## Text
+ + +
Crofton Chamber of Commerce celebrates 13 years of service


October 29, 2002|By Nancy Gallant | Nancy Gallant,SPECIAL TO THE SUN

IN 1990, Marsha Perry threw a birthday party for the 1-year-old Greater Crofton Chamber of Commerce with balloons, streamers and a birthday cake - it was a great way to celebrate. In fact, the party was so much fun that Perry made it into a tradition.

The tradition continued Friday evening as the Greater Crofton Chamber of Commerce celebrated its 13th year with a party at the home of the former 33rd District delegate.

Local business people joined community leaders at the event, recognizing the organization's strong history of service to the business community.

Perry helped spearhead the establishment of the local chamber when she was serving as a delegate, representing the Crofton area in Annapolis.

In her legislative work, she saw how useful chambers of commerce could be as advocates for the business community.

The number of businesses in the Crofton area was growing by leaps and bounds. Yet no trade organization existed that had as its particular focus the needs of Crofton businesses.

The Greater Crofton Chamber of Commerce met for the first time in the fall of 1989 at Crofton Country Club. Perry still laughs when she recalls that meeting.

More than 100 local business leaders attended and expressed interest in the new organization. A representative of the Maryland Chamber of Commerce who attended was amazed by the turnout.

In his experience, he told Perry, first meetings of local chambers usually attracted five to 10 people. A turnout of 100 people was astounding.

Clearly, Crofton was ready for a local chamber.

In the past 13 years, the group has grown to about 200 members.

Perry says the organization and its members have been active in a wide variety of areas, from development of the Route 3 corridor to landfill matters to education concerns.

On an individual level, members benefit from networking, sharing ideas to strengthen their businesses and by gaining a greater awareness of important developments in the area.
+ + +
## Stated exercise
Return the Crofton Chamber of Commerce article word for word, in full.

## Data provided
+ + +
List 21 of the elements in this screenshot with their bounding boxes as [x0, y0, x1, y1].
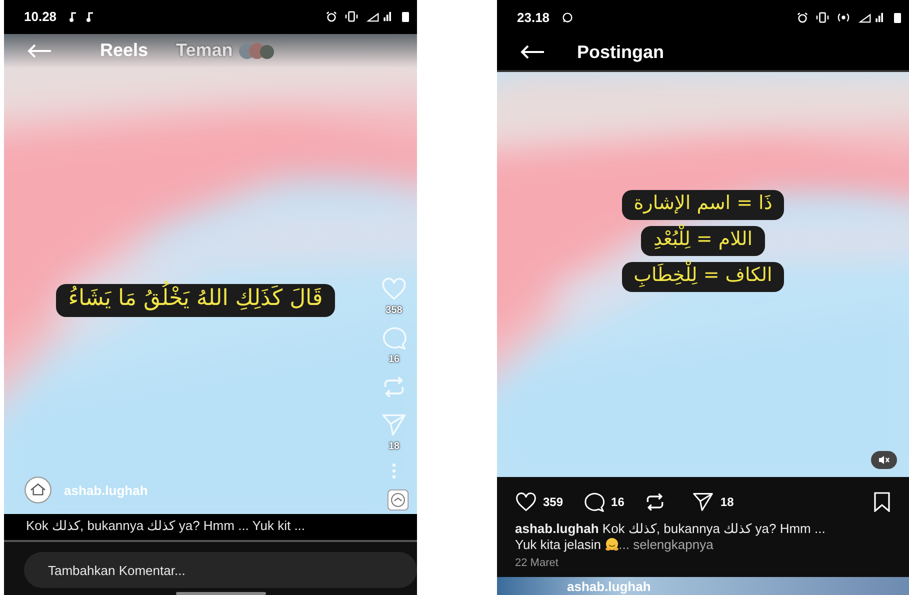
+ + +
## Output for this exercise
Crofton Chamber of Commerce celebrates 13 years of service


October 29, 2002|By Nancy Gallant | Nancy Gallant,SPECIAL TO THE SUN

IN 1990, Marsha Perry threw a birthday party for the 1-year-old Greater Crofton Chamber of Commerce with balloons, streamers and a birthday cake - it was a great way to celebrate. In fact, the party was so much fun that Perry made it into a tradition.

The tradition continued Friday evening as the Greater Crofton Chamber of Commerce celebrated its 13th year with a party at the home of the former 33rd District delegate.

Local business people joined community leaders at the event, recognizing the organization's strong history of service to the business community.

Perry helped spearhead the establishment of the local chamber when she was serving as a delegate, representing the Crofton area in Annapolis.

In her legislative work, she saw how useful chambers of commerce could be as advocates for the business community.

The number of businesses in the Crofton area was growing by leaps and bounds. Yet no trade organization existed that had as its particular focus the needs of Crofton businesses.

The Greater Crofton Chamber of Commerce met for the first time in the fall of 1989 at Crofton Country Club. Perry still laughs when she recalls that meeting.

More than 100 local business leaders attended and expressed interest in the new organization. A representative of the Maryland Chamber of Commerce who attended was amazed by the turnout.

In his experience, he told Perry, first meetings of local chambers usually attracted five to 10 people. A turnout of 100 people was astounding.

Clearly, Crofton was ready for a local chamber.

In the past 13 years, the group has grown to about 200 members.

Perry says the organization and its members have been active in a wide variety of areas, from development of the Route 3 corridor to landfill matters to education concerns.

On an individual level, members benefit from networking, sharing ideas to strengthen their businesses and by gaining a greater awareness of important developments in the area.